▸ **THE TASK**: Scan the data below for the string "Middlesex". Copy every line where it appears.

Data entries
::::
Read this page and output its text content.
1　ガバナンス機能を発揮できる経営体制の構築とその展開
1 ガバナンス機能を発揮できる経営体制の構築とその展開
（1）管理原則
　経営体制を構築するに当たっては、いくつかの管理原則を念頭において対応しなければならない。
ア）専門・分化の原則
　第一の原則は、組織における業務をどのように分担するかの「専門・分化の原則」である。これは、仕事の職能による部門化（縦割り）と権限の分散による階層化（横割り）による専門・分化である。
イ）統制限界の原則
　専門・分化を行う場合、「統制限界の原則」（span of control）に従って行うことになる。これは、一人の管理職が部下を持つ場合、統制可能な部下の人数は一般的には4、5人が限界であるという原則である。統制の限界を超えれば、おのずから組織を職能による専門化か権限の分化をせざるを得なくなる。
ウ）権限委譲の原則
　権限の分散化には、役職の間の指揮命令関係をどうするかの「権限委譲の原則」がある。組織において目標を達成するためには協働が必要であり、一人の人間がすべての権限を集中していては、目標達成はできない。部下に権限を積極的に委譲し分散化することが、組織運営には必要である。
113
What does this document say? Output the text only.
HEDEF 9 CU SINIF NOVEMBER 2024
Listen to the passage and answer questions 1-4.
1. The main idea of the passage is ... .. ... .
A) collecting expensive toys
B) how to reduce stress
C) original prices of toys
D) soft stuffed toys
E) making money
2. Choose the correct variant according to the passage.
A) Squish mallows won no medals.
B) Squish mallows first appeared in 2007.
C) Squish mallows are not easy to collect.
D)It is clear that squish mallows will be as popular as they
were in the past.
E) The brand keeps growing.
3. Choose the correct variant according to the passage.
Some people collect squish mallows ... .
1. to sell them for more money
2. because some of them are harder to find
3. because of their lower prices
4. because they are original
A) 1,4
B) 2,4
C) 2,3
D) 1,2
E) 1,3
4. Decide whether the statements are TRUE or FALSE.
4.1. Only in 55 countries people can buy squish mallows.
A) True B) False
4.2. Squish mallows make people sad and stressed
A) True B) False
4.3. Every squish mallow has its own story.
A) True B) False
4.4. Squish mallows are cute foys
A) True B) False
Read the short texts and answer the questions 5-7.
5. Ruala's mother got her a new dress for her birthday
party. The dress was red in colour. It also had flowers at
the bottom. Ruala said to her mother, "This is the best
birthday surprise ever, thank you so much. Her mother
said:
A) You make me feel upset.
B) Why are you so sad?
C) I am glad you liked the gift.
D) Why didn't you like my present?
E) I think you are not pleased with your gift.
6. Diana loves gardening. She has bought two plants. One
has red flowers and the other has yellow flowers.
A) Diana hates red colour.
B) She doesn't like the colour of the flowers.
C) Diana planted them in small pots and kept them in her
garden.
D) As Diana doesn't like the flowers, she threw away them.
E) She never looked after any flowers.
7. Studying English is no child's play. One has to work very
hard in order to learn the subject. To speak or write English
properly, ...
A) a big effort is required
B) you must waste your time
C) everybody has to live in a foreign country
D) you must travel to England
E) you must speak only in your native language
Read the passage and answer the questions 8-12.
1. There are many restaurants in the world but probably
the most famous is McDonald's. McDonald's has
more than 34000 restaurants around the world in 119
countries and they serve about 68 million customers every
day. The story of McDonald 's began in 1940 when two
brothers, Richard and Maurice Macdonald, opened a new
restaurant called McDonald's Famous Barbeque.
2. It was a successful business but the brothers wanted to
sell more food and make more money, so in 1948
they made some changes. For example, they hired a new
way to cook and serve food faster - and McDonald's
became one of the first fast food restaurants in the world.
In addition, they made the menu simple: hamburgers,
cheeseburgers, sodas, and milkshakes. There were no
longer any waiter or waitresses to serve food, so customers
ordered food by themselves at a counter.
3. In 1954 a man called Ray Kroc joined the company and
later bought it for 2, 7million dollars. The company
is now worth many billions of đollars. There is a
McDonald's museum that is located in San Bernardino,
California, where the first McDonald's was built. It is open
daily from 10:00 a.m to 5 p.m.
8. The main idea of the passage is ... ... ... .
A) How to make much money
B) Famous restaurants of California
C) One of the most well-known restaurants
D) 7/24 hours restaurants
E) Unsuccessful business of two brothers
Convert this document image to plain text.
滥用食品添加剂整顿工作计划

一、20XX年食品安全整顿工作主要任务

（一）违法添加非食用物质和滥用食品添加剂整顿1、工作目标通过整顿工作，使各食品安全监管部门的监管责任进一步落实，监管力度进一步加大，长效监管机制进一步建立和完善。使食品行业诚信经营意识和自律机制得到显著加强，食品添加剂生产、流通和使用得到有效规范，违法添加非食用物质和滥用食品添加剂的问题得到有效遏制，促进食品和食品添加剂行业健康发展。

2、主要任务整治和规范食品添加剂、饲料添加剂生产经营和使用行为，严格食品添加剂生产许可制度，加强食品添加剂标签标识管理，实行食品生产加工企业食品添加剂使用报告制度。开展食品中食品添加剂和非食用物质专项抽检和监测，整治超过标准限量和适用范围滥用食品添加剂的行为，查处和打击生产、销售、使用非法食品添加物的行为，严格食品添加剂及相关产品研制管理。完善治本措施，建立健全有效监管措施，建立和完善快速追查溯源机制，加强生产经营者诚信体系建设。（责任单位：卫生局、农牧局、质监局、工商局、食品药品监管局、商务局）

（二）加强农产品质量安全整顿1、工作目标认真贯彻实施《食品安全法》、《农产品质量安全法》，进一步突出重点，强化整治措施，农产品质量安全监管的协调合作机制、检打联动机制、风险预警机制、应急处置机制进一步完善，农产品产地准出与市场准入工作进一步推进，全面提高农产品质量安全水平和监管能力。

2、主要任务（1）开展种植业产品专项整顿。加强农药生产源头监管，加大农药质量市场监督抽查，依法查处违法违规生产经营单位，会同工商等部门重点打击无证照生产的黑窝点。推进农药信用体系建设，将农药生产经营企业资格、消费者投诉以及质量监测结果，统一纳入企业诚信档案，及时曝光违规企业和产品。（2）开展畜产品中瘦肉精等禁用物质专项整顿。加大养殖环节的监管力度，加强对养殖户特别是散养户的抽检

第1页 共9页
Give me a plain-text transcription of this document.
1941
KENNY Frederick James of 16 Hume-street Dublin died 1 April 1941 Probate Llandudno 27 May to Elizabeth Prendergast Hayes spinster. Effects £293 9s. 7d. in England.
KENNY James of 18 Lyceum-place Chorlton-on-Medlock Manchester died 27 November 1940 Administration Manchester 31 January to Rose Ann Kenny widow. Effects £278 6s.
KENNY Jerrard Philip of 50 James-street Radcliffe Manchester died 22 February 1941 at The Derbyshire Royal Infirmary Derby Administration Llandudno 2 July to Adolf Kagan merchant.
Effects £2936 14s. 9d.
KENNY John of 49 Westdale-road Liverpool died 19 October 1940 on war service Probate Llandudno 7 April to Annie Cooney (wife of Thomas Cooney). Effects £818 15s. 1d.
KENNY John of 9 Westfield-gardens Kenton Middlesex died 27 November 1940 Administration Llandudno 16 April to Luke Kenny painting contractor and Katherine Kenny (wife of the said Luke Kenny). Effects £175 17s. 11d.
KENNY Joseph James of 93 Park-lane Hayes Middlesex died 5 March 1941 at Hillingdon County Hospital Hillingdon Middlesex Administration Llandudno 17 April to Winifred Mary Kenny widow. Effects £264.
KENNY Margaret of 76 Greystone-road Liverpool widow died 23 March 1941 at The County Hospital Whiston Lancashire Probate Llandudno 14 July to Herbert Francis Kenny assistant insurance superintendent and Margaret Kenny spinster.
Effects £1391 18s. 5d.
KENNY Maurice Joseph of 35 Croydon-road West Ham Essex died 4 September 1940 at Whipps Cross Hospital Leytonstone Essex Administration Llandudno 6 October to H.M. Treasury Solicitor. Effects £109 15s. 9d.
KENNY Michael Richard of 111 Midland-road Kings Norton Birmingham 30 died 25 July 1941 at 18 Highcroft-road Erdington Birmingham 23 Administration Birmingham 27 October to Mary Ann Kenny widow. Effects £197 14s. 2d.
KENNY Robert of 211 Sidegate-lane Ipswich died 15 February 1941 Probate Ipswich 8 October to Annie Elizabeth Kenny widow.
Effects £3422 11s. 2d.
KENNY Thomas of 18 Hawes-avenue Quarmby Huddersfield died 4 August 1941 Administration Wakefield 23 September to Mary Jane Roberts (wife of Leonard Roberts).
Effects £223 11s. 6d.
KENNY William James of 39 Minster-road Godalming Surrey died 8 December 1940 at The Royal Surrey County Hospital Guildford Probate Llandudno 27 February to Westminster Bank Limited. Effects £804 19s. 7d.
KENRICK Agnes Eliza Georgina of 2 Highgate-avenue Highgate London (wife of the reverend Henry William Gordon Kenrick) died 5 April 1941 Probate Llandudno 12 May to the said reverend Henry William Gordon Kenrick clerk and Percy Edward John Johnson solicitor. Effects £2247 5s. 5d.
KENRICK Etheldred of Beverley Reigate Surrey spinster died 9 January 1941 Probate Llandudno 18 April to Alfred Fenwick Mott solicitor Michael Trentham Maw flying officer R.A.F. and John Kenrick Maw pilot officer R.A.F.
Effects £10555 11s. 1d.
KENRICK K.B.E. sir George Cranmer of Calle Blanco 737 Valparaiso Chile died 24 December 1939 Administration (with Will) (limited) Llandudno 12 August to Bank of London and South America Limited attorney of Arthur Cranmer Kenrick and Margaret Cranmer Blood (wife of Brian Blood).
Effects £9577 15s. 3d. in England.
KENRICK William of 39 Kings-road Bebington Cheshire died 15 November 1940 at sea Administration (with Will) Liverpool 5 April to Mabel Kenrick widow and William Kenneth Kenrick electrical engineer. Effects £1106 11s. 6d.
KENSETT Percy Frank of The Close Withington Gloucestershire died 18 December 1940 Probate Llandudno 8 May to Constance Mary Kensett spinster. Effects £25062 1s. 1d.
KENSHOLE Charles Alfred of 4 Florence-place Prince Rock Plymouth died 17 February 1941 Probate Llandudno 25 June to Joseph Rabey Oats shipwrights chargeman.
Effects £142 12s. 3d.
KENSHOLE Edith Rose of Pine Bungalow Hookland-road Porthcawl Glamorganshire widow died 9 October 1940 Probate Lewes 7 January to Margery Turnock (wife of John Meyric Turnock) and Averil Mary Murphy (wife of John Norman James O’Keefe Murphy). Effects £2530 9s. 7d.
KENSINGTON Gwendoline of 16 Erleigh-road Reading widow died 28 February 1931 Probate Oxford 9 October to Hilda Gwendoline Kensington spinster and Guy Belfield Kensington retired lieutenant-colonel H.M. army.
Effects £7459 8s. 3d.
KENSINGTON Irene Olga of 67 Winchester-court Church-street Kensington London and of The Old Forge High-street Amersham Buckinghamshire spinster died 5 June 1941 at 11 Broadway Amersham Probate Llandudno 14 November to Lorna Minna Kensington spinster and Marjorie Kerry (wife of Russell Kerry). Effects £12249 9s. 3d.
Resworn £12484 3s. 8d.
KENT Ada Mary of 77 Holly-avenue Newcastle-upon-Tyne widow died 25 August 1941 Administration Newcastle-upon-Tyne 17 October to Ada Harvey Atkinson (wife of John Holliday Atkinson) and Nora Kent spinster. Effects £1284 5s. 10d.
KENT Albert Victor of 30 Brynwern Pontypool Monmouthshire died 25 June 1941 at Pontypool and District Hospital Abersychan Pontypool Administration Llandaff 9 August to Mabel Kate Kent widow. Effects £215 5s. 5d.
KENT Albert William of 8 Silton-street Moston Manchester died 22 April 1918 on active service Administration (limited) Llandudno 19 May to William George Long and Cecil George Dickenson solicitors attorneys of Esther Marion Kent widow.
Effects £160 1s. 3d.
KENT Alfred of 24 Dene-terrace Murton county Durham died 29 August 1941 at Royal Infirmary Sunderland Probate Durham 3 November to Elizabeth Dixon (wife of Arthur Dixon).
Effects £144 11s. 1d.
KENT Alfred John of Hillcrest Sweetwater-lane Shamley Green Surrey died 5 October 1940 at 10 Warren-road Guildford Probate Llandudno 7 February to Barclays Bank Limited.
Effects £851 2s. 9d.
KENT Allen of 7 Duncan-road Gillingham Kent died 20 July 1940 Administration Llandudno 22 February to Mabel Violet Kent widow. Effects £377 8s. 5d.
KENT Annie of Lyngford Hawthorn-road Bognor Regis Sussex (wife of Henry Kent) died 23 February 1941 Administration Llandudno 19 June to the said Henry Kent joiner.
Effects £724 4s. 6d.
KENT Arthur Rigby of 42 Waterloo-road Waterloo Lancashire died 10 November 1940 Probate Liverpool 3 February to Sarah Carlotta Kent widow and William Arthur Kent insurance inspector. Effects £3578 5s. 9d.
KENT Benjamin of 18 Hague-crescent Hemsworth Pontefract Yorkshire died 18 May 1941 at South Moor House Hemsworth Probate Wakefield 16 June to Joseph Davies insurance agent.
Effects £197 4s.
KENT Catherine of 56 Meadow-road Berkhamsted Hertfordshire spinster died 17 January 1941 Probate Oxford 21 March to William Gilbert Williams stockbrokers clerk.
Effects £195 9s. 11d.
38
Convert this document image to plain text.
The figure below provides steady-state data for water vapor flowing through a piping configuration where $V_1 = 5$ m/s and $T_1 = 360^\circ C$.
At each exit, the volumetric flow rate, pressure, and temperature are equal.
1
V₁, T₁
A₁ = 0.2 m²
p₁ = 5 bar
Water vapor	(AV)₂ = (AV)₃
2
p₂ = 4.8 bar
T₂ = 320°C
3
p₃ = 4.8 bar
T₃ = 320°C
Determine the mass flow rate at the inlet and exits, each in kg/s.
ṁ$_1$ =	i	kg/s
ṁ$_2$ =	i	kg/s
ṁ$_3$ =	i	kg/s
::::
▸ **SOLUTION BELOW**:
KENNY John of 9 Westfield-gardens Kenton Middlesex died 27 November 1940 Administration Llandudno 16 April to Luke Kenny painting contractor and Katherine Kenny (wife of the said Luke Kenny). Effects £175 17s. 11d.
KENNY Joseph James of 93 Park-lane Hayes Middlesex died 5 March 1941 at Hillingdon County Hospital Hillingdon Middlesex Administration Llandudno 17 April to Winifred Mary Kenny widow. Effects £264.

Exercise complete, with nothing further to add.